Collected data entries
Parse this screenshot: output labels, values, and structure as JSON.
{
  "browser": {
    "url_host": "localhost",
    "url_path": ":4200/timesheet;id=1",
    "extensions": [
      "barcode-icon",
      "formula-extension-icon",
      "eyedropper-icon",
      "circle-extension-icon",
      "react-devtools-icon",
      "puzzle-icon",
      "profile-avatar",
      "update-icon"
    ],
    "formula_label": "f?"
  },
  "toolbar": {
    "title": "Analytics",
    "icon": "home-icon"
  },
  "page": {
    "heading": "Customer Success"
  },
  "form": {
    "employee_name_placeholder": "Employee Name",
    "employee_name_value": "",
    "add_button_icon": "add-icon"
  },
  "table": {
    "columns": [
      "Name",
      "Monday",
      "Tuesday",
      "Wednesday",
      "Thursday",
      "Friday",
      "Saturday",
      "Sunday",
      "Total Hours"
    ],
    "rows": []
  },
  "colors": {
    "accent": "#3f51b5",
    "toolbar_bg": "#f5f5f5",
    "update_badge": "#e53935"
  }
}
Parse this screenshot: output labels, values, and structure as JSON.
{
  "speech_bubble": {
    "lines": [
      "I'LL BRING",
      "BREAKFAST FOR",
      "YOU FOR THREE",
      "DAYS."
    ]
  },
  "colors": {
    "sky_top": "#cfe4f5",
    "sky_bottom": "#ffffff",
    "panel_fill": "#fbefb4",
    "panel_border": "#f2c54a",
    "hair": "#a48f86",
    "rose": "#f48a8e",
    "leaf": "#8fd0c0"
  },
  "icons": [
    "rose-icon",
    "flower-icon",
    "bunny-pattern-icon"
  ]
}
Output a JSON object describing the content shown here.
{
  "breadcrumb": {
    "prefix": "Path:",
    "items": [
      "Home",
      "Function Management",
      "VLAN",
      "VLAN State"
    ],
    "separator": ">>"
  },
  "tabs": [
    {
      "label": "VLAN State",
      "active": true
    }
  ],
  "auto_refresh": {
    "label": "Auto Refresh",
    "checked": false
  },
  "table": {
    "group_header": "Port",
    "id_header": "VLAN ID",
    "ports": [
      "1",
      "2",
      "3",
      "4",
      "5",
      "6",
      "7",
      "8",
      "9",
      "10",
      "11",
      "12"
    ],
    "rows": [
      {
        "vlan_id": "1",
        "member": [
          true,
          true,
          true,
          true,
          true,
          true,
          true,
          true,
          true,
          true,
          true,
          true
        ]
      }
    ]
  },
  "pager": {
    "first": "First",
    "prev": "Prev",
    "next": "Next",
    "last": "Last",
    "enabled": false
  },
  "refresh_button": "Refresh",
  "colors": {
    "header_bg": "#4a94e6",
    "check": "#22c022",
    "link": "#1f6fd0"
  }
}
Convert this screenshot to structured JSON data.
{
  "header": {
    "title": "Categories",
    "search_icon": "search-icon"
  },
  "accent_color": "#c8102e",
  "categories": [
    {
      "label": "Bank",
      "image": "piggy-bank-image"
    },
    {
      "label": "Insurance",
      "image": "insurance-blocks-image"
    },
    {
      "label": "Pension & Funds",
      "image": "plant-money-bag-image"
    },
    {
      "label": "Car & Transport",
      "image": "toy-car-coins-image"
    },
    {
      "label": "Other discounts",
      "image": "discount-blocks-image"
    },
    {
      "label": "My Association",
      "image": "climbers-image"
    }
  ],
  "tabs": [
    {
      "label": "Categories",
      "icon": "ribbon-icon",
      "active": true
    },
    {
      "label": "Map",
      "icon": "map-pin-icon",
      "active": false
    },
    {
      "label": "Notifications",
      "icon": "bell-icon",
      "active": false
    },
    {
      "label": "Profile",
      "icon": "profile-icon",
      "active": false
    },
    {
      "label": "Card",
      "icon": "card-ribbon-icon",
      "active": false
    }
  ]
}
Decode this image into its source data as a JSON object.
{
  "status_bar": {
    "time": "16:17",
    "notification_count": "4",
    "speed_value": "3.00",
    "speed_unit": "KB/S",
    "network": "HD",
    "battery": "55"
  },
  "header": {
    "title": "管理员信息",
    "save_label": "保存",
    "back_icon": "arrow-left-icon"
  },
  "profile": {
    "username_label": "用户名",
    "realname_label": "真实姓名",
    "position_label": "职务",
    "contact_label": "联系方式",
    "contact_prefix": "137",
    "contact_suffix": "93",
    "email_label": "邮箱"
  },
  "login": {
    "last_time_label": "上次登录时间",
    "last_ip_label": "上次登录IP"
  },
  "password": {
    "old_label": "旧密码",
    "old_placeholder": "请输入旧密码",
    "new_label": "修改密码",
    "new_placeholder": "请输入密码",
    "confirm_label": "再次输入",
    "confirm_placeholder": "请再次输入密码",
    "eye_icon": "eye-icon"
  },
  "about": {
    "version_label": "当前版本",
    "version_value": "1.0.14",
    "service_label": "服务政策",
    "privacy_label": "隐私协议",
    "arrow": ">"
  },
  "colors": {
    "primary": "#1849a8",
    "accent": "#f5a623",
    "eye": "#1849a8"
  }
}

▶ _WHAT NEEDS TO BE DONE_
Please set down all the data word for word.

▶ _FINAL RESULT_
Parse this screenshot: output labels, values, and structure as JSON.
{
  "browser": {
    "url_host": "localhost",
    "url_path": ":4200/timesheet;id=1",
    "extensions": [
      "barcode-icon",
      "formula-extension-icon",
      "eyedropper-icon",
      "circle-extension-icon",
      "react-devtools-icon",
      "puzzle-icon",
      "profile-avatar",
      "update-icon"
    ],
    "formula_label": "f?"
  },
  "toolbar": {
    "title": "Analytics",
    "icon": "home-icon"
  },
  "page": {
    "heading": "Customer Success"
  },
  "form": {
    "employee_name_placeholder": "Employee Name",
    "employee_name_value": "",
    "add_button_icon": "add-icon"
  },
  "table": {
    "columns": [
      "Name",
      "Monday",
      "Tuesday",
      "Wednesday",
      "Thursday",
      "Friday",
      "Saturday",
      "Sunday",
      "Total Hours"
    ],
    "rows": []
  },
  "colors": {
    "accent": "#3f51b5",
    "toolbar_bg": "#f5f5f5",
    "update_badge": "#e53935"
  }
}
Parse this screenshot: output labels, values, and structure as JSON.
{
  "speech_bubble": {
    "lines": [
      "I'LL BRING",
      "BREAKFAST FOR",
      "YOU FOR THREE",
      "DAYS."
    ]
  },
  "colors": {
    "sky_top": "#cfe4f5",
    "sky_bottom": "#ffffff",
    "panel_fill": "#fbefb4",
    "panel_border": "#f2c54a",
    "hair": "#a48f86",
    "rose": "#f48a8e",
    "leaf": "#8fd0c0"
  },
  "icons": [
    "rose-icon",
    "flower-icon",
    "bunny-pattern-icon"
  ]
}
Output a JSON object describing the content shown here.
{
  "breadcrumb": {
    "prefix": "Path:",
    "items": [
      "Home",
      "Function Management",
      "VLAN",
      "VLAN State"
    ],
    "separator": ">>"
  },
  "tabs": [
    {
      "label": "VLAN State",
      "active": true
    }
  ],
  "auto_refresh": {
    "label": "Auto Refresh",
    "checked": false
  },
  "table": {
    "group_header": "Port",
    "id_header": "VLAN ID",
    "ports": [
      "1",
      "2",
      "3",
      "4",
      "5",
      "6",
      "7",
      "8",
      "9",
      "10",
      "11",
      "12"
    ],
    "rows": [
      {
        "vlan_id": "1",
        "member": [
          true,
          true,
          true,
          true,
          true,
          true,
          true,
          true,
          true,
          true,
          true,
          true
        ]
      }
    ]
  },
  "pager": {
    "first": "First",
    "prev": "Prev",
    "next": "Next",
    "last": "Last",
    "enabled": false
  },
  "refresh_button": "Refresh",
  "colors": {
    "header_bg": "#4a94e6",
    "check": "#22c022",
    "link": "#1f6fd0"
  }
}
Convert this screenshot to structured JSON data.
{
  "header": {
    "title": "Categories",
    "search_icon": "search-icon"
  },
  "accent_color": "#c8102e",
  "categories": [
    {
      "label": "Bank",
      "image": "piggy-bank-image"
    },
    {
      "label": "Insurance",
      "image": "insurance-blocks-image"
    },
    {
      "label": "Pension & Funds",
      "image": "plant-money-bag-image"
    },
    {
      "label": "Car & Transport",
      "image": "toy-car-coins-image"
    },
    {
      "label": "Other discounts",
      "image": "discount-blocks-image"
    },
    {
      "label": "My Association",
      "image": "climbers-image"
    }
  ],
  "tabs": [
    {
      "label": "Categories",
      "icon": "ribbon-icon",
      "active": true
    },
    {
      "label": "Map",
      "icon": "map-pin-icon",
      "active": false
    },
    {
      "label": "Notifications",
      "icon": "bell-icon",
      "active": false
    },
    {
      "label": "Profile",
      "icon": "profile-icon",
      "active": false
    },
    {
      "label": "Card",
      "icon": "card-ribbon-icon",
      "active": false
    }
  ]
}
Decode this image into its source data as a JSON object.
{
  "status_bar": {
    "time": "16:17",
    "notification_count": "4",
    "speed_value": "3.00",
    "speed_unit": "KB/S",
    "network": "HD",
    "battery": "55"
  },
  "header": {
    "title": "管理员信息",
    "save_label": "保存",
    "back_icon": "arrow-left-icon"
  },
  "profile": {
    "username_label": "用户名",
    "realname_label": "真实姓名",
    "position_label": "职务",
    "contact_label": "联系方式",
    "contact_prefix": "137",
    "contact_suffix": "93",
    "email_label": "邮箱"
  },
  "login": {
    "last_time_label": "上次登录时间",
    "last_ip_label": "上次登录IP"
  },
  "password": {
    "old_label": "旧密码",
    "old_placeholder": "请输入旧密码",
    "new_label": "修改密码",
    "new_placeholder": "请输入密码",
    "confirm_label": "再次输入",
    "confirm_placeholder": "请再次输入密码",
    "eye_icon": "eye-icon"
  },
  "about": {
    "version_label": "当前版本",
    "version_value": "1.0.14",
    "service_label": "服务政策",
    "privacy_label": "隐私协议",
    "arrow": ">"
  },
  "colors": {
    "primary": "#1849a8",
    "accent": "#f5a623",
    "eye": "#1849a8"
  }
}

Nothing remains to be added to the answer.